Return the listing below verbatim. Pictures do not belong in the copy.

╭─ RECORD EXCERPTS

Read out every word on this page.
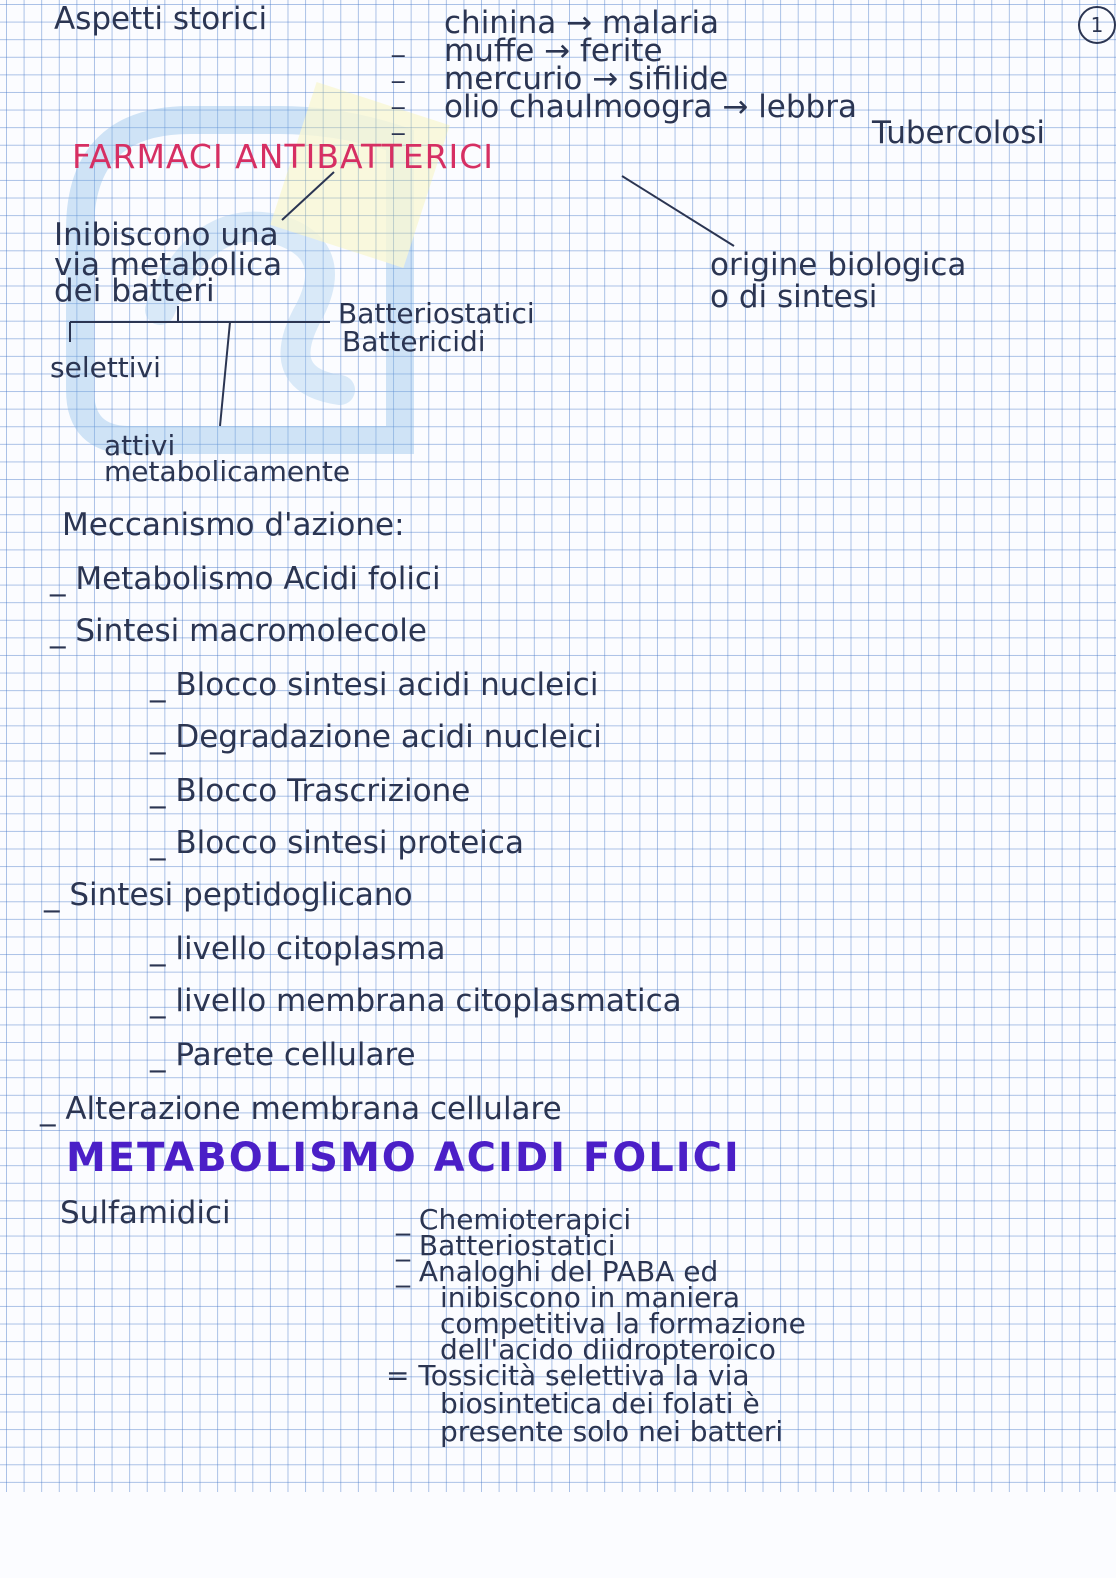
1
Aspetti storici
_
_
_
_
chinina → malaria
muffe → ferite
mercurio → sifilide
olio chaulmoogra → lebbra
Tubercolosi
FARMACI ANTIBATTERICI
Inibiscono una
via metabolica
dei batteri
origine biologica
o di sintesi
Batteriostatici
Battericidi
selettivi
attivi
metabolicamente
Meccanismo d'azione:
_ Metabolismo Acidi folici
_ Sintesi macromolecole
_ Blocco sintesi acidi nucleici
_ Degradazione acidi nucleici
_ Blocco Trascrizione
_ Blocco sintesi proteica
_ Sintesi peptidoglicano
_ livello citoplasma
_ livello membrana citoplasmatica
_ Parete cellulare
_ Alterazione membrana cellulare
METABOLISMO ACIDI FOLICI
Sulfamidici	_ Chemioterapici
_ Batteriostatici
_ Analoghi del PABA ed
inibiscono in maniera
competitiva la formazione
dell'acido diidropteroico
= Tossicità selettiva la via
biosintetica dei folati è
presente solo nei batteri
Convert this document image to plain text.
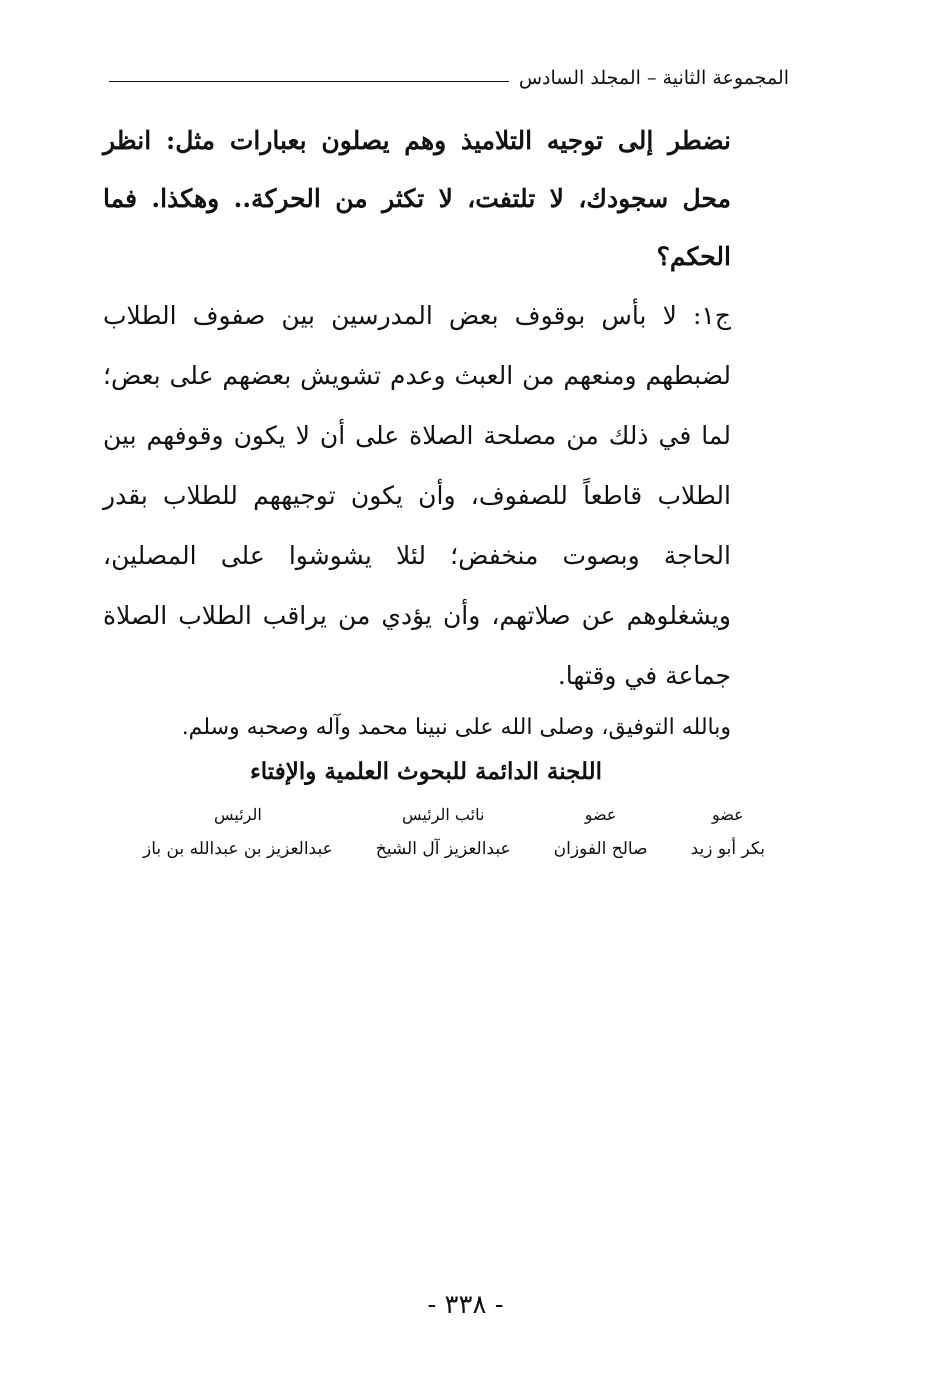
المجموعة الثانية – المجلد السادس

نضطر إلى توجيه التلاميذ وهم يصلون بعبارات مثل: انظر محل سجودك، لا تلتفت، لا تكثر من الحركة.. وهكذا. فما الحكم؟

ج١: لا بأس بوقوف بعض المدرسين بين صفوف الطلاب لضبطهم ومنعهم من العبث وعدم تشويش بعضهم على بعض؛ لما في ذلك من مصلحة الصلاة على أن لا يكون وقوفهم بين الطلاب قاطعاً للصفوف، وأن يكون توجيههم للطلاب بقدر الحاجة وبصوت منخفض؛ لئلا يشوشوا على المصلين، ويشغلوهم عن صلاتهم، وأن يؤدي من يراقب الطلاب الصلاة جماعة في وقتها.

وبالله التوفيق، وصلى الله على نبينا محمد وآله وصحبه وسلم.

اللجنة الدائمة للبحوث العلمية والإفتاء

عضو
بكر أبو زيد
عضو
صالح الفوزان
نائب الرئيس
عبدالعزيز آل الشيخ
الرئيس
عبدالعزيز بن عبدالله بن باز
- ٣٣٨ -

╰─

▸ EXPECTED ANSWER:
Read out every word on this page.
1
Aspetti storici
_
_
_
_
chinina → malaria
muffe → ferite
mercurio → sifilide
olio chaulmoogra → lebbra
Tubercolosi
FARMACI ANTIBATTERICI
Inibiscono una
via metabolica
dei batteri
origine biologica
o di sintesi
Batteriostatici
Battericidi
selettivi
attivi
metabolicamente
Meccanismo d'azione:
_ Metabolismo Acidi folici
_ Sintesi macromolecole
_ Blocco sintesi acidi nucleici
_ Degradazione acidi nucleici
_ Blocco Trascrizione
_ Blocco sintesi proteica
_ Sintesi peptidoglicano
_ livello citoplasma
_ livello membrana citoplasmatica
_ Parete cellulare
_ Alterazione membrana cellulare
METABOLISMO ACIDI FOLICI
Sulfamidici	_ Chemioterapici
_ Batteriostatici
_ Analoghi del PABA ed
inibiscono in maniera
competitiva la formazione
dell'acido diidropteroico
= Tossicità selettiva la via
biosintetica dei folati è
presente solo nei batteri
Convert this document image to plain text.
المجموعة الثانية – المجلد السادس

نضطر إلى توجيه التلاميذ وهم يصلون بعبارات مثل: انظر محل سجودك، لا تلتفت، لا تكثر من الحركة.. وهكذا. فما الحكم؟

ج١: لا بأس بوقوف بعض المدرسين بين صفوف الطلاب لضبطهم ومنعهم من العبث وعدم تشويش بعضهم على بعض؛ لما في ذلك من مصلحة الصلاة على أن لا يكون وقوفهم بين الطلاب قاطعاً للصفوف، وأن يكون توجيههم للطلاب بقدر الحاجة وبصوت منخفض؛ لئلا يشوشوا على المصلين، ويشغلوهم عن صلاتهم، وأن يؤدي من يراقب الطلاب الصلاة جماعة في وقتها.

وبالله التوفيق، وصلى الله على نبينا محمد وآله وصحبه وسلم.

اللجنة الدائمة للبحوث العلمية والإفتاء

عضو
بكر أبو زيد
عضو
صالح الفوزان
نائب الرئيس
عبدالعزيز آل الشيخ
الرئيس
عبدالعزيز بن عبدالله بن باز
- ٣٣٨ -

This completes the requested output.